Records from a data source
(begin)

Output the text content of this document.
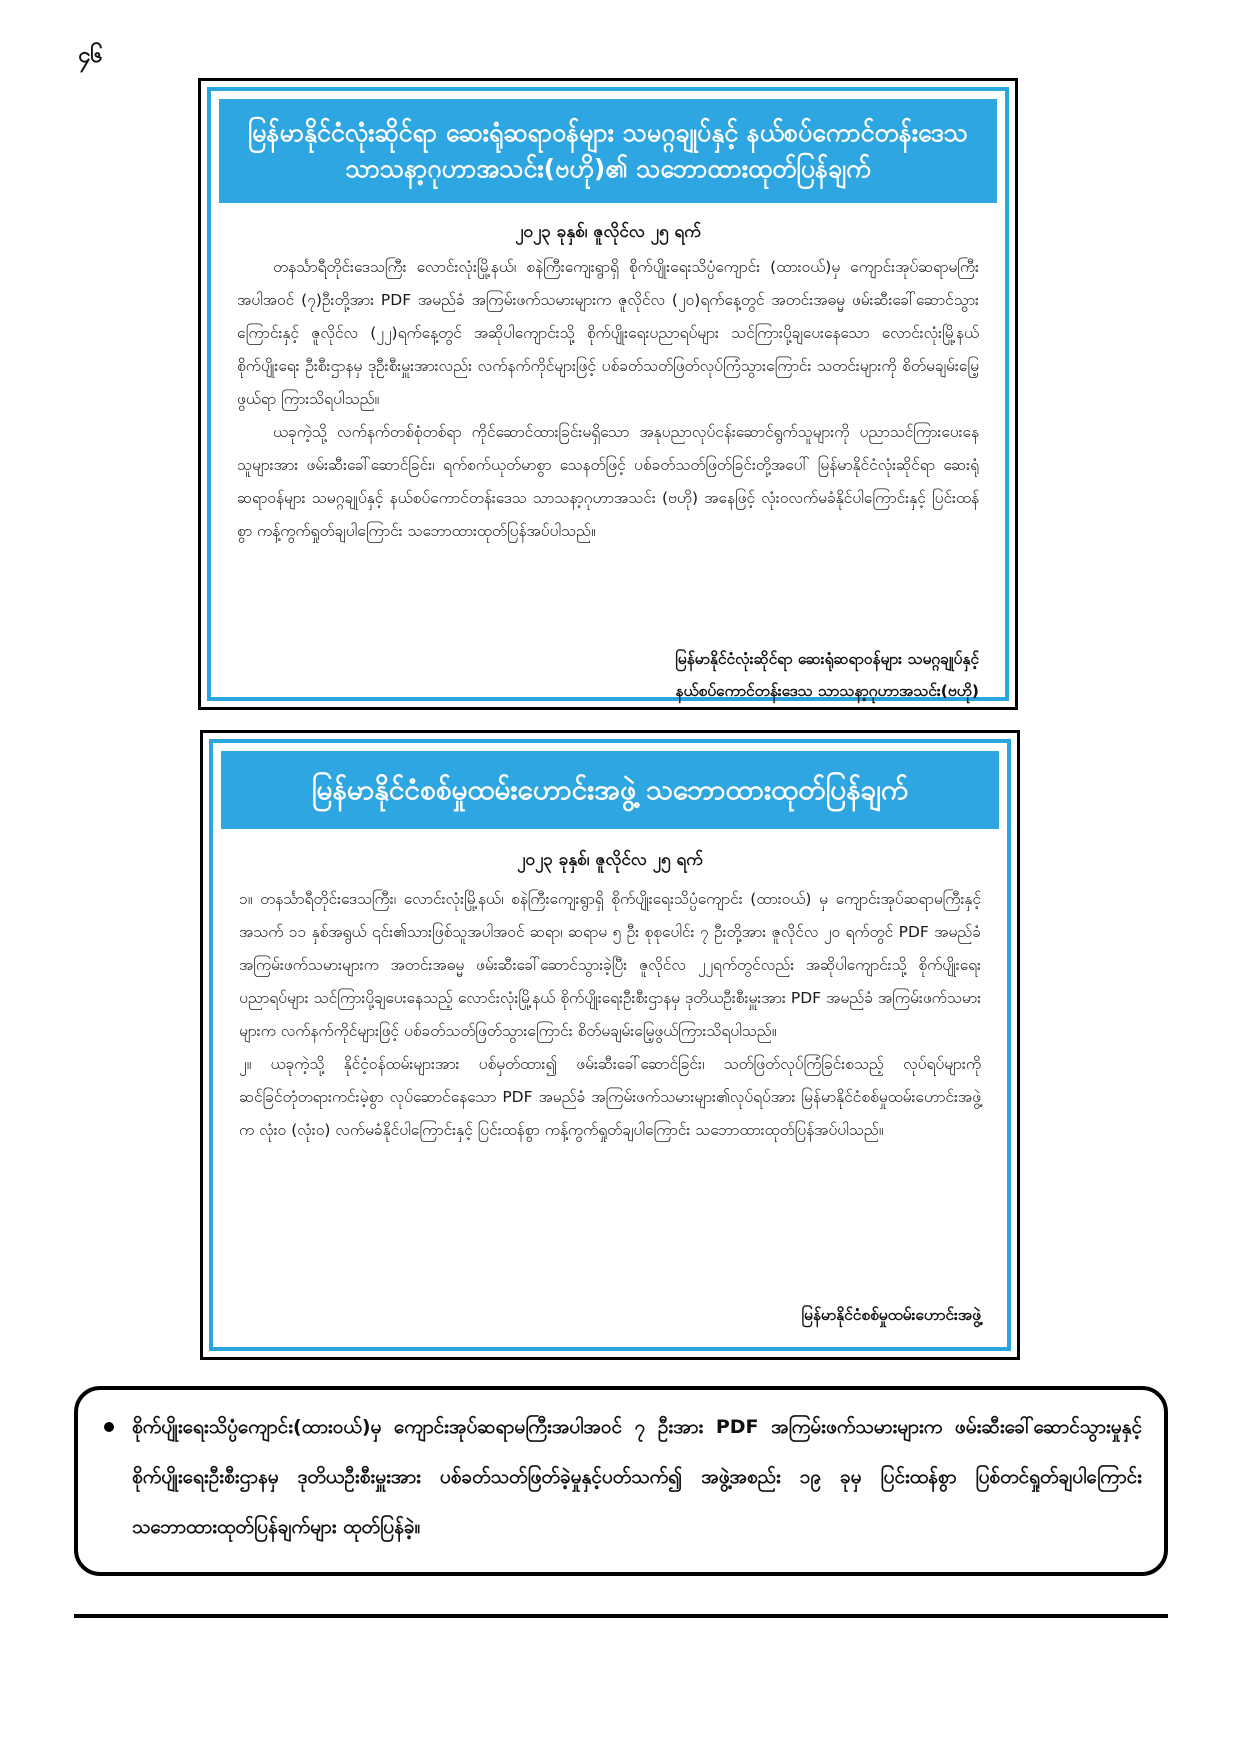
၄၆
မြန်မာနိုင်ငံလုံးဆိုင်ရာ ဆေးရုံဆရာဝန်များ သမဂ္ဂချုပ်နှင့် နယ်စပ်ကောင်တန်းဒေသ သာသနာ့ဂုဟာအသင်း(ဗဟို)၏ သဘောထားထုတ်ပြန်ချက်
၂၀၂၃ ခုနှစ်၊ ဇူလိုင်လ ၂၅ ရက်

တနင်္သာရီတိုင်းဒေသကြီး လောင်းလုံးမြို့နယ်၊ စနဲကြီးကျေးရွာရှိ စိုက်ပျိုးရေးသိပ္ပံကျောင်း (ထားဝယ်)မှ ကျောင်းအုပ်ဆရာမကြီးအပါအဝင် (၇)ဦးတို့အား PDF အမည်ခံ အကြမ်းဖက်သမားများက ဇူလိုင်လ (၂၀)ရက်နေ့တွင် အတင်းအဓမ္မ ဖမ်းဆီးခေါ်ဆောင်သွားကြောင်းနှင့် ဇူလိုင်လ (၂၂)ရက်နေ့တွင် အဆိုပါကျောင်းသို့ စိုက်ပျိုးရေးပညာရပ်များ သင်ကြားပို့ချပေးနေသော လောင်းလုံးမြို့နယ် စိုက်ပျိုးရေး ဦးစီးဌာနမှ ဒုဦးစီးမှူးအားလည်း လက်နက်ကိုင်များဖြင့် ပစ်ခတ်သတ်ဖြတ်လုပ်ကြံသွားကြောင်း သတင်းများကို စိတ်မချမ်းမြေ့ဖွယ်ရာ ကြားသိရပါသည်။

ယခုကဲ့သို့ လက်နက်တစ်စုံတစ်ရာ ကိုင်ဆောင်ထားခြင်းမရှိသော အနုပညာလုပ်ငန်းဆောင်ရွက်သူများကို ပညာသင်ကြားပေးနေသူများအား ဖမ်းဆီးခေါ်ဆောင်ခြင်း၊ ရက်စက်ယုတ်မာစွာ သေနတ်ဖြင့် ပစ်ခတ်သတ်ဖြတ်ခြင်းတို့အပေါ် မြန်မာနိုင်ငံလုံးဆိုင်ရာ ဆေးရုံဆရာဝန်များ သမဂ္ဂချုပ်နှင့် နယ်စပ်ကောင်တန်းဒေသ သာသနာ့ဂုဟာအသင်း (ဗဟို) အနေဖြင့် လုံးဝလက်မခံနိုင်ပါကြောင်းနှင့် ပြင်းထန်စွာ ကန့်ကွက်ရှုတ်ချပါကြောင်း သဘောထားထုတ်ပြန်အပ်ပါသည်။

မြန်မာနိုင်ငံလုံးဆိုင်ရာ ဆေးရုံဆရာဝန်များ သမဂ္ဂချုပ်နှင့်
နယ်စပ်ကောင်တန်းဒေသ သာသနာ့ဂုဟာအသင်း(ဗဟို)
မြန်မာနိုင်ငံစစ်မှုထမ်းဟောင်းအဖွဲ့ သဘောထားထုတ်ပြန်ချက်
၂၀၂၃ ခုနှစ်၊ ဇူလိုင်လ ၂၅ ရက်

၁။ တနင်္သာရီတိုင်းဒေသကြီး၊ လောင်းလုံးမြို့နယ်၊ စနဲကြီးကျေးရွာရှိ စိုက်ပျိုးရေးသိပ္ပံကျောင်း (ထားဝယ်) မှ ကျောင်းအုပ်ဆရာမကြီးနှင့် အသက် ၁၁ နှစ်အရွယ် ၎င်း၏သားဖြစ်သူအပါအဝင် ဆရာ၊ ဆရာမ ၅ ဦး စုစုပေါင်း ၇ ဦးတို့အား ဇူလိုင်လ ၂၀ ရက်တွင် PDF အမည်ခံ အကြမ်းဖက်သမားများက အတင်းအဓမ္မ ဖမ်းဆီးခေါ်ဆောင်သွားခဲ့ပြီး ဇူလိုင်လ ၂၂ရက်တွင်လည်း အဆိုပါကျောင်းသို့ စိုက်ပျိုးရေး ပညာရပ်များ သင်ကြားပို့ချပေးနေသည့် လောင်းလုံးမြို့နယ် စိုက်ပျိုးရေးဦးစီးဌာနမှ ဒုတိယဦးစီးမှူးအား PDF အမည်ခံ အကြမ်းဖက်သမားများက လက်နက်ကိုင်များဖြင့် ပစ်ခတ်သတ်ဖြတ်သွားကြောင်း စိတ်မချမ်းမြေ့ဖွယ်ကြားသိရပါသည်။

၂။ ယခုကဲ့သို့ နိုင်ငံ့ဝန်ထမ်းများအား ပစ်မှတ်ထား၍ ဖမ်းဆီးခေါ်ဆောင်ခြင်း၊ သတ်ဖြတ်လုပ်ကြံခြင်းစသည့် လုပ်ရပ်များကို ဆင်ခြင်တုံတရားကင်းမဲ့စွာ လုပ်ဆောင်နေသော PDF အမည်ခံ အကြမ်းဖက်သမားများ၏လုပ်ရပ်အား မြန်မာနိုင်ငံစစ်မှုထမ်းဟောင်းအဖွဲ့ က လုံးဝ (လုံးဝ) လက်မခံနိုင်ပါကြောင်းနှင့် ပြင်းထန်စွာ ကန့်ကွက်ရှုတ်ချပါကြောင်း သဘောထားထုတ်ပြန်အပ်ပါသည်။

မြန်မာနိုင်ငံစစ်မှုထမ်းဟောင်းအဖွဲ့
စိုက်ပျိုးရေးသိပ္ပံကျောင်း(ထားဝယ်)မှ ကျောင်းအုပ်ဆရာမကြီးအပါအဝင် ၇ ဦးအား PDF အကြမ်းဖက်သမားများက ဖမ်းဆီးခေါ်ဆောင်သွားမှုနှင့် စိုက်ပျိုးရေးဦးစီးဌာနမှ ဒုတိယဦးစီးမှူးအား ပစ်ခတ်သတ်ဖြတ်ခဲ့မှုနှင့်ပတ်သက်၍ အဖွဲ့အစည်း ၁၉ ခုမှ ပြင်းထန်စွာ ပြစ်တင်ရှုတ်ချပါကြောင်း သဘောထားထုတ်ပြန်ချက်များ ထုတ်ပြန်ခဲ့။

(end)

TASK GOAL ▸ Every record must be copied exactly, with the pictures left out.

TASK RESPONSE ▸
Output the text content of this document.
၄၆
မြန်မာနိုင်ငံလုံးဆိုင်ရာ ဆေးရုံဆရာဝန်များ သမဂ္ဂချုပ်နှင့် နယ်စပ်ကောင်တန်းဒေသ သာသနာ့ဂုဟာအသင်း(ဗဟို)၏ သဘောထားထုတ်ပြန်ချက်
၂၀၂၃ ခုနှစ်၊ ဇူလိုင်လ ၂၅ ရက်

တနင်္သာရီတိုင်းဒေသကြီး လောင်းလုံးမြို့နယ်၊ စနဲကြီးကျေးရွာရှိ စိုက်ပျိုးရေးသိပ္ပံကျောင်း (ထားဝယ်)မှ ကျောင်းအုပ်ဆရာမကြီးအပါအဝင် (၇)ဦးတို့အား PDF အမည်ခံ အကြမ်းဖက်သမားများက ဇူလိုင်လ (၂၀)ရက်နေ့တွင် အတင်းအဓမ္မ ဖမ်းဆီးခေါ်ဆောင်သွားကြောင်းနှင့် ဇူလိုင်လ (၂၂)ရက်နေ့တွင် အဆိုပါကျောင်းသို့ စိုက်ပျိုးရေးပညာရပ်များ သင်ကြားပို့ချပေးနေသော လောင်းလုံးမြို့နယ် စိုက်ပျိုးရေး ဦးစီးဌာနမှ ဒုဦးစီးမှူးအားလည်း လက်နက်ကိုင်များဖြင့် ပစ်ခတ်သတ်ဖြတ်လုပ်ကြံသွားကြောင်း သတင်းများကို စိတ်မချမ်းမြေ့ဖွယ်ရာ ကြားသိရပါသည်။

ယခုကဲ့သို့ လက်နက်တစ်စုံတစ်ရာ ကိုင်ဆောင်ထားခြင်းမရှိသော အနုပညာလုပ်ငန်းဆောင်ရွက်သူများကို ပညာသင်ကြားပေးနေသူများအား ဖမ်းဆီးခေါ်ဆောင်ခြင်း၊ ရက်စက်ယုတ်မာစွာ သေနတ်ဖြင့် ပစ်ခတ်သတ်ဖြတ်ခြင်းတို့အပေါ် မြန်မာနိုင်ငံလုံးဆိုင်ရာ ဆေးရုံဆရာဝန်များ သမဂ္ဂချုပ်နှင့် နယ်စပ်ကောင်တန်းဒေသ သာသနာ့ဂုဟာအသင်း (ဗဟို) အနေဖြင့် လုံးဝလက်မခံနိုင်ပါကြောင်းနှင့် ပြင်းထန်စွာ ကန့်ကွက်ရှုတ်ချပါကြောင်း သဘောထားထုတ်ပြန်အပ်ပါသည်။

မြန်မာနိုင်ငံလုံးဆိုင်ရာ ဆေးရုံဆရာဝန်များ သမဂ္ဂချုပ်နှင့်
နယ်စပ်ကောင်တန်းဒေသ သာသနာ့ဂုဟာအသင်း(ဗဟို)
မြန်မာနိုင်ငံစစ်မှုထမ်းဟောင်းအဖွဲ့ သဘောထားထုတ်ပြန်ချက်
၂၀၂၃ ခုနှစ်၊ ဇူလိုင်လ ၂၅ ရက်

၁။ တနင်္သာရီတိုင်းဒေသကြီး၊ လောင်းလုံးမြို့နယ်၊ စနဲကြီးကျေးရွာရှိ စိုက်ပျိုးရေးသိပ္ပံကျောင်း (ထားဝယ်) မှ ကျောင်းအုပ်ဆရာမကြီးနှင့် အသက် ၁၁ နှစ်အရွယ် ၎င်း၏သားဖြစ်သူအပါအဝင် ဆရာ၊ ဆရာမ ၅ ဦး စုစုပေါင်း ၇ ဦးတို့အား ဇူလိုင်လ ၂၀ ရက်တွင် PDF အမည်ခံ အကြမ်းဖက်သမားများက အတင်းအဓမ္မ ဖမ်းဆီးခေါ်ဆောင်သွားခဲ့ပြီး ဇူလိုင်လ ၂၂ရက်တွင်လည်း အဆိုပါကျောင်းသို့ စိုက်ပျိုးရေး ပညာရပ်များ သင်ကြားပို့ချပေးနေသည့် လောင်းလုံးမြို့နယ် စိုက်ပျိုးရေးဦးစီးဌာနမှ ဒုတိယဦးစီးမှူးအား PDF အမည်ခံ အကြမ်းဖက်သမားများက လက်နက်ကိုင်များဖြင့် ပစ်ခတ်သတ်ဖြတ်သွားကြောင်း စိတ်မချမ်းမြေ့ဖွယ်ကြားသိရပါသည်။

၂။ ယခုကဲ့သို့ နိုင်ငံ့ဝန်ထမ်းများအား ပစ်မှတ်ထား၍ ဖမ်းဆီးခေါ်ဆောင်ခြင်း၊ သတ်ဖြတ်လုပ်ကြံခြင်းစသည့် လုပ်ရပ်များကို ဆင်ခြင်တုံတရားကင်းမဲ့စွာ လုပ်ဆောင်နေသော PDF အမည်ခံ အကြမ်းဖက်သမားများ၏လုပ်ရပ်အား မြန်မာနိုင်ငံစစ်မှုထမ်းဟောင်းအဖွဲ့ က လုံးဝ (လုံးဝ) လက်မခံနိုင်ပါကြောင်းနှင့် ပြင်းထန်စွာ ကန့်ကွက်ရှုတ်ချပါကြောင်း သဘောထားထုတ်ပြန်အပ်ပါသည်။

မြန်မာနိုင်ငံစစ်မှုထမ်းဟောင်းအဖွဲ့
စိုက်ပျိုးရေးသိပ္ပံကျောင်း(ထားဝယ်)မှ ကျောင်းအုပ်ဆရာမကြီးအပါအဝင် ၇ ဦးအား PDF အကြမ်းဖက်သမားများက ဖမ်းဆီးခေါ်ဆောင်သွားမှုနှင့် စိုက်ပျိုးရေးဦးစီးဌာနမှ ဒုတိယဦးစီးမှူးအား ပစ်ခတ်သတ်ဖြတ်ခဲ့မှုနှင့်ပတ်သက်၍ အဖွဲ့အစည်း ၁၉ ခုမှ ပြင်းထန်စွာ ပြစ်တင်ရှုတ်ချပါကြောင်း သဘောထားထုတ်ပြန်ချက်များ ထုတ်ပြန်ခဲ့။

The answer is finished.